[Records from a collection]
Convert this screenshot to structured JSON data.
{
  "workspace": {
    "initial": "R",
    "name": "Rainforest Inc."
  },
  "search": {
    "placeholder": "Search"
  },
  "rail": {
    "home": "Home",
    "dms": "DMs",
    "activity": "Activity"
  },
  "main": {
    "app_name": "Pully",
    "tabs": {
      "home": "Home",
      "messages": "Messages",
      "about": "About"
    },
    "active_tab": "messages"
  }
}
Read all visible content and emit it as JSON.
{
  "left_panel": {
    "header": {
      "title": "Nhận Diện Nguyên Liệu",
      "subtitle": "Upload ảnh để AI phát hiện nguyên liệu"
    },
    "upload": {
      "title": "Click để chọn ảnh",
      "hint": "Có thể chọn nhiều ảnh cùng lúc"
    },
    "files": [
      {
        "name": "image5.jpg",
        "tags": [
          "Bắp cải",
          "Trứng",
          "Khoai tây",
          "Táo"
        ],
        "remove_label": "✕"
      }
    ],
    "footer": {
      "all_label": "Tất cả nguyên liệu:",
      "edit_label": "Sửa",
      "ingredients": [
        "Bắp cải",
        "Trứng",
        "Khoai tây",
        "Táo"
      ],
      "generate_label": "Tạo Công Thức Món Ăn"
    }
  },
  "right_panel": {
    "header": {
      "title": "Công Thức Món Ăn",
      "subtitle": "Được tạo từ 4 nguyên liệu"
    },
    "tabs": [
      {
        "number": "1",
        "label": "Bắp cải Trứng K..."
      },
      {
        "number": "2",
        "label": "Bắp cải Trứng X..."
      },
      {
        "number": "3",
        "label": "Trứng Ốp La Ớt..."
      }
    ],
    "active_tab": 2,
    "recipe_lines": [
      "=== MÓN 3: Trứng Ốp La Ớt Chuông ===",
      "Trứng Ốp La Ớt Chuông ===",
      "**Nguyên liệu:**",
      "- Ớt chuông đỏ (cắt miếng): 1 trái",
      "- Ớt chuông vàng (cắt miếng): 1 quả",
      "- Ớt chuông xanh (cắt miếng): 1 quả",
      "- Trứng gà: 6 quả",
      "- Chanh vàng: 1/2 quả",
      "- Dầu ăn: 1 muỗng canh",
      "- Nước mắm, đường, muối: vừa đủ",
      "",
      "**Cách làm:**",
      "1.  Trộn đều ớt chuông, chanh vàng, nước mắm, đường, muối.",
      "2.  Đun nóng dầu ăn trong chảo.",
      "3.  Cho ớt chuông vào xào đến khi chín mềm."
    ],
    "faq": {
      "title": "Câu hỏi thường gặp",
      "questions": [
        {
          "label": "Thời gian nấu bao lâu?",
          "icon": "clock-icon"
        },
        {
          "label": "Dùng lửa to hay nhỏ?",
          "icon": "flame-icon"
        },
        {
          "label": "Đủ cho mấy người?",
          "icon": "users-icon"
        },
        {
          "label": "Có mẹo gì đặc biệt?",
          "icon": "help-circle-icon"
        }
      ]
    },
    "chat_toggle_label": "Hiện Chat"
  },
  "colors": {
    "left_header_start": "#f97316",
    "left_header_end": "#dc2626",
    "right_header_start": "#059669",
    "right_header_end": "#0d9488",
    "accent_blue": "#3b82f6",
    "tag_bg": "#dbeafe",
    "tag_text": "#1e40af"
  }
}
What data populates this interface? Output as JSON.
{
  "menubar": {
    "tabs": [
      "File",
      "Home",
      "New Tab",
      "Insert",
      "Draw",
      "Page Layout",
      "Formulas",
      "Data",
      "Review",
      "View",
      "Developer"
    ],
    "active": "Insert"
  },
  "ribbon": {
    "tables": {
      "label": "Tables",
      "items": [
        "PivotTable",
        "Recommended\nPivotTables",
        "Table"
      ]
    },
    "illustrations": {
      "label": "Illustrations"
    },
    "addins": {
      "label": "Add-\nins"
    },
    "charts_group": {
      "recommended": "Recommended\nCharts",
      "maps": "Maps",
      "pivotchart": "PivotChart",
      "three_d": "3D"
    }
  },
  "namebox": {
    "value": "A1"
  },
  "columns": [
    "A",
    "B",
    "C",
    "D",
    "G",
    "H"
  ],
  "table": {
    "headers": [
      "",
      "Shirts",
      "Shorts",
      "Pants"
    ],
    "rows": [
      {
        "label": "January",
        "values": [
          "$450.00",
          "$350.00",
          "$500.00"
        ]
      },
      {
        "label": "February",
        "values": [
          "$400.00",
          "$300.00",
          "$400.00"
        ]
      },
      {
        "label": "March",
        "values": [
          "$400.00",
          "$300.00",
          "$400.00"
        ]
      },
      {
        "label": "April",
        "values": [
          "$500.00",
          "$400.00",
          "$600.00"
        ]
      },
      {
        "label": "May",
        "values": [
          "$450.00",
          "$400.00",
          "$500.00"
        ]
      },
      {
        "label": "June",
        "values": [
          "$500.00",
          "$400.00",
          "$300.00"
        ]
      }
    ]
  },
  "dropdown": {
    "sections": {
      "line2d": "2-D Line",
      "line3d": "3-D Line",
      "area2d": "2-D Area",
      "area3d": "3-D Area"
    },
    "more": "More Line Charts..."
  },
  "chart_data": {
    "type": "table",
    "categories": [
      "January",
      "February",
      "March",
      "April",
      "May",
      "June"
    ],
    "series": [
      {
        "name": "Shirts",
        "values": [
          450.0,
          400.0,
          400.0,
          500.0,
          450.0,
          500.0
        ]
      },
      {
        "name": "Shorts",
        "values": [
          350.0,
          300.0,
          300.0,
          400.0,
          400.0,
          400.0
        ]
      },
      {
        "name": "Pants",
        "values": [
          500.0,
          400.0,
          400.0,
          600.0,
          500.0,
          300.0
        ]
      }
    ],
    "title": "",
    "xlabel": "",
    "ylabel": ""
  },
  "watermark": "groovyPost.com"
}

TASK:
Exactly reproduce every line of the records.

EXERCISE ANSWER:
Convert this screenshot to structured JSON data.
{
  "workspace": {
    "initial": "R",
    "name": "Rainforest Inc."
  },
  "search": {
    "placeholder": "Search"
  },
  "rail": {
    "home": "Home",
    "dms": "DMs",
    "activity": "Activity"
  },
  "main": {
    "app_name": "Pully",
    "tabs": {
      "home": "Home",
      "messages": "Messages",
      "about": "About"
    },
    "active_tab": "messages"
  }
}
Read all visible content and emit it as JSON.
{
  "left_panel": {
    "header": {
      "title": "Nhận Diện Nguyên Liệu",
      "subtitle": "Upload ảnh để AI phát hiện nguyên liệu"
    },
    "upload": {
      "title": "Click để chọn ảnh",
      "hint": "Có thể chọn nhiều ảnh cùng lúc"
    },
    "files": [
      {
        "name": "image5.jpg",
        "tags": [
          "Bắp cải",
          "Trứng",
          "Khoai tây",
          "Táo"
        ],
        "remove_label": "✕"
      }
    ],
    "footer": {
      "all_label": "Tất cả nguyên liệu:",
      "edit_label": "Sửa",
      "ingredients": [
        "Bắp cải",
        "Trứng",
        "Khoai tây",
        "Táo"
      ],
      "generate_label": "Tạo Công Thức Món Ăn"
    }
  },
  "right_panel": {
    "header": {
      "title": "Công Thức Món Ăn",
      "subtitle": "Được tạo từ 4 nguyên liệu"
    },
    "tabs": [
      {
        "number": "1",
        "label": "Bắp cải Trứng K..."
      },
      {
        "number": "2",
        "label": "Bắp cải Trứng X..."
      },
      {
        "number": "3",
        "label": "Trứng Ốp La Ớt..."
      }
    ],
    "active_tab": 2,
    "recipe_lines": [
      "=== MÓN 3: Trứng Ốp La Ớt Chuông ===",
      "Trứng Ốp La Ớt Chuông ===",
      "**Nguyên liệu:**",
      "- Ớt chuông đỏ (cắt miếng): 1 trái",
      "- Ớt chuông vàng (cắt miếng): 1 quả",
      "- Ớt chuông xanh (cắt miếng): 1 quả",
      "- Trứng gà: 6 quả",
      "- Chanh vàng: 1/2 quả",
      "- Dầu ăn: 1 muỗng canh",
      "- Nước mắm, đường, muối: vừa đủ",
      "",
      "**Cách làm:**",
      "1.  Trộn đều ớt chuông, chanh vàng, nước mắm, đường, muối.",
      "2.  Đun nóng dầu ăn trong chảo.",
      "3.  Cho ớt chuông vào xào đến khi chín mềm."
    ],
    "faq": {
      "title": "Câu hỏi thường gặp",
      "questions": [
        {
          "label": "Thời gian nấu bao lâu?",
          "icon": "clock-icon"
        },
        {
          "label": "Dùng lửa to hay nhỏ?",
          "icon": "flame-icon"
        },
        {
          "label": "Đủ cho mấy người?",
          "icon": "users-icon"
        },
        {
          "label": "Có mẹo gì đặc biệt?",
          "icon": "help-circle-icon"
        }
      ]
    },
    "chat_toggle_label": "Hiện Chat"
  },
  "colors": {
    "left_header_start": "#f97316",
    "left_header_end": "#dc2626",
    "right_header_start": "#059669",
    "right_header_end": "#0d9488",
    "accent_blue": "#3b82f6",
    "tag_bg": "#dbeafe",
    "tag_text": "#1e40af"
  }
}
What data populates this interface? Output as JSON.
{
  "menubar": {
    "tabs": [
      "File",
      "Home",
      "New Tab",
      "Insert",
      "Draw",
      "Page Layout",
      "Formulas",
      "Data",
      "Review",
      "View",
      "Developer"
    ],
    "active": "Insert"
  },
  "ribbon": {
    "tables": {
      "label": "Tables",
      "items": [
        "PivotTable",
        "Recommended\nPivotTables",
        "Table"
      ]
    },
    "illustrations": {
      "label": "Illustrations"
    },
    "addins": {
      "label": "Add-\nins"
    },
    "charts_group": {
      "recommended": "Recommended\nCharts",
      "maps": "Maps",
      "pivotchart": "PivotChart",
      "three_d": "3D"
    }
  },
  "namebox": {
    "value": "A1"
  },
  "columns": [
    "A",
    "B",
    "C",
    "D",
    "G",
    "H"
  ],
  "table": {
    "headers": [
      "",
      "Shirts",
      "Shorts",
      "Pants"
    ],
    "rows": [
      {
        "label": "January",
        "values": [
          "$450.00",
          "$350.00",
          "$500.00"
        ]
      },
      {
        "label": "February",
        "values": [
          "$400.00",
          "$300.00",
          "$400.00"
        ]
      },
      {
        "label": "March",
        "values": [
          "$400.00",
          "$300.00",
          "$400.00"
        ]
      },
      {
        "label": "April",
        "values": [
          "$500.00",
          "$400.00",
          "$600.00"
        ]
      },
      {
        "label": "May",
        "values": [
          "$450.00",
          "$400.00",
          "$500.00"
        ]
      },
      {
        "label": "June",
        "values": [
          "$500.00",
          "$400.00",
          "$300.00"
        ]
      }
    ]
  },
  "dropdown": {
    "sections": {
      "line2d": "2-D Line",
      "line3d": "3-D Line",
      "area2d": "2-D Area",
      "area3d": "3-D Area"
    },
    "more": "More Line Charts..."
  },
  "chart_data": {
    "type": "table",
    "categories": [
      "January",
      "February",
      "March",
      "April",
      "May",
      "June"
    ],
    "series": [
      {
        "name": "Shirts",
        "values": [
          450.0,
          400.0,
          400.0,
          500.0,
          450.0,
          500.0
        ]
      },
      {
        "name": "Shorts",
        "values": [
          350.0,
          300.0,
          300.0,
          400.0,
          400.0,
          400.0
        ]
      },
      {
        "name": "Pants",
        "values": [
          500.0,
          400.0,
          400.0,
          600.0,
          500.0,
          300.0
        ]
      }
    ],
    "title": "",
    "xlabel": "",
    "ylabel": ""
  },
  "watermark": "groovyPost.com"
}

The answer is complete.